*Aim*: Lines containing the word "this" are to be located and copied.

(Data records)
BEGIN
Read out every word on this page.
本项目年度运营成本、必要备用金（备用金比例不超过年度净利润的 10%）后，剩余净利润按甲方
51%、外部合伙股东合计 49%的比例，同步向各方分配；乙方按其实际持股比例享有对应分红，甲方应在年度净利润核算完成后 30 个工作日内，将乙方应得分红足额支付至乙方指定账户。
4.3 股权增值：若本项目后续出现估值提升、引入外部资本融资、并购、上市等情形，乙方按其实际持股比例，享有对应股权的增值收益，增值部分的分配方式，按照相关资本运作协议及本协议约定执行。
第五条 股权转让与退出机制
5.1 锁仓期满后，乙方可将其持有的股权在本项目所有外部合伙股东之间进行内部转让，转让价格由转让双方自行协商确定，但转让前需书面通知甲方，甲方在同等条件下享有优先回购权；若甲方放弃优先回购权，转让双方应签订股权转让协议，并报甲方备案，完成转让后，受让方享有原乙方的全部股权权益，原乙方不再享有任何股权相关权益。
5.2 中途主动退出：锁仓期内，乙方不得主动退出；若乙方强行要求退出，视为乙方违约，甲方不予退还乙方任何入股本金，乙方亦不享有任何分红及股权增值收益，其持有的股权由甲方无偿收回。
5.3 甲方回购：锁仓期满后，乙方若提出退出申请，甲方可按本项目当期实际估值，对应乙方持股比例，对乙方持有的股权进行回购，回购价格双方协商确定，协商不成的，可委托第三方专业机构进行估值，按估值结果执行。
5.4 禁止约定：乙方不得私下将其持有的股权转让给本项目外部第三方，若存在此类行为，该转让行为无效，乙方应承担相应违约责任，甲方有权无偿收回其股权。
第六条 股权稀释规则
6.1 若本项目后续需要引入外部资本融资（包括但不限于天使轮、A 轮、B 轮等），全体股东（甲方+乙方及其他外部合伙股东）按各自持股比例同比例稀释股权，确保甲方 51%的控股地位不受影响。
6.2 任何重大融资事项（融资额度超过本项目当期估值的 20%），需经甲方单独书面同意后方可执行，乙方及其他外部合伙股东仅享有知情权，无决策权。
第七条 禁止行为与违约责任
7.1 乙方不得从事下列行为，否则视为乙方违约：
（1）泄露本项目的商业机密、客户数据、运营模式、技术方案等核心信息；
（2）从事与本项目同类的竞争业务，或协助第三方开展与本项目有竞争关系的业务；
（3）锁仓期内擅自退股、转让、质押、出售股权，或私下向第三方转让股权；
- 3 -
END
BEGIN
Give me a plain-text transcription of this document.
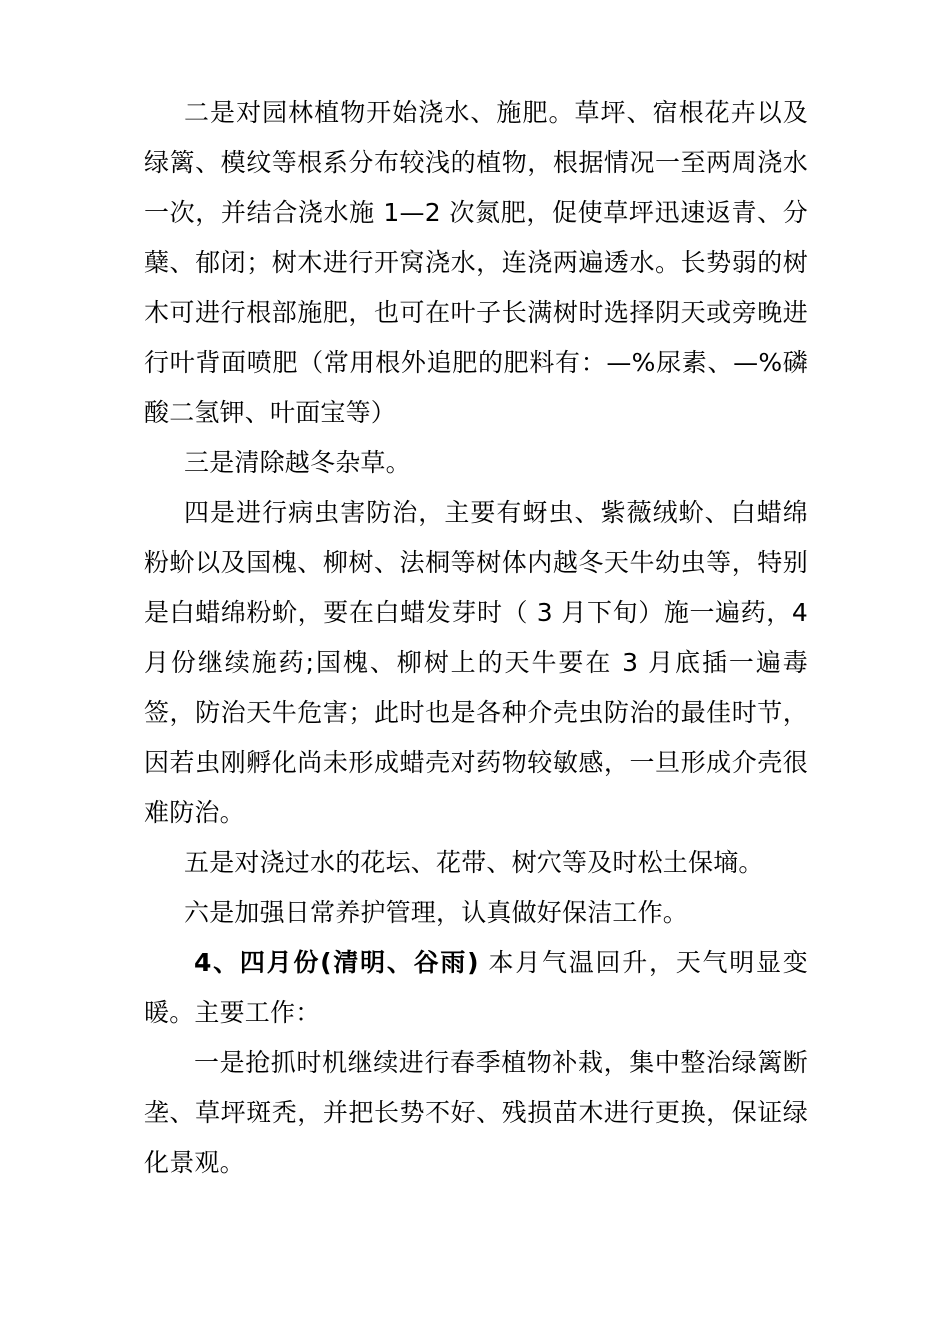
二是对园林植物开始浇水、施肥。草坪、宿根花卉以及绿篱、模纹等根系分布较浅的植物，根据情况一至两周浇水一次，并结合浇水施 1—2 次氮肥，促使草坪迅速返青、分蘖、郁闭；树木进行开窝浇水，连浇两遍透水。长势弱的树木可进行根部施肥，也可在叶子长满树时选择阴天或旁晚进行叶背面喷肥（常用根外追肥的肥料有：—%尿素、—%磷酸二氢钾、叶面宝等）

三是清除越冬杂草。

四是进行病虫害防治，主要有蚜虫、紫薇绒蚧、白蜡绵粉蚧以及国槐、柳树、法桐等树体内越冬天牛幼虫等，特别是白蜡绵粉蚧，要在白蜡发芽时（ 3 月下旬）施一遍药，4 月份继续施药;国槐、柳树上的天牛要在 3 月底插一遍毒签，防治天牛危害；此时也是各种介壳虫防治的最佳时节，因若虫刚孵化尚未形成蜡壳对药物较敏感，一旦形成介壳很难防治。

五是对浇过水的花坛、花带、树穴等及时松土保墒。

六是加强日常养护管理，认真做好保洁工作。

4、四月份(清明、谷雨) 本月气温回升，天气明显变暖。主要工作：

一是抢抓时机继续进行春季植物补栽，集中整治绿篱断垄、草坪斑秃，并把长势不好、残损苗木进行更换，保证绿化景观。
END
*Answer to the problem*:
Read out every word on this page.
Give me a plain-text transcription of this document.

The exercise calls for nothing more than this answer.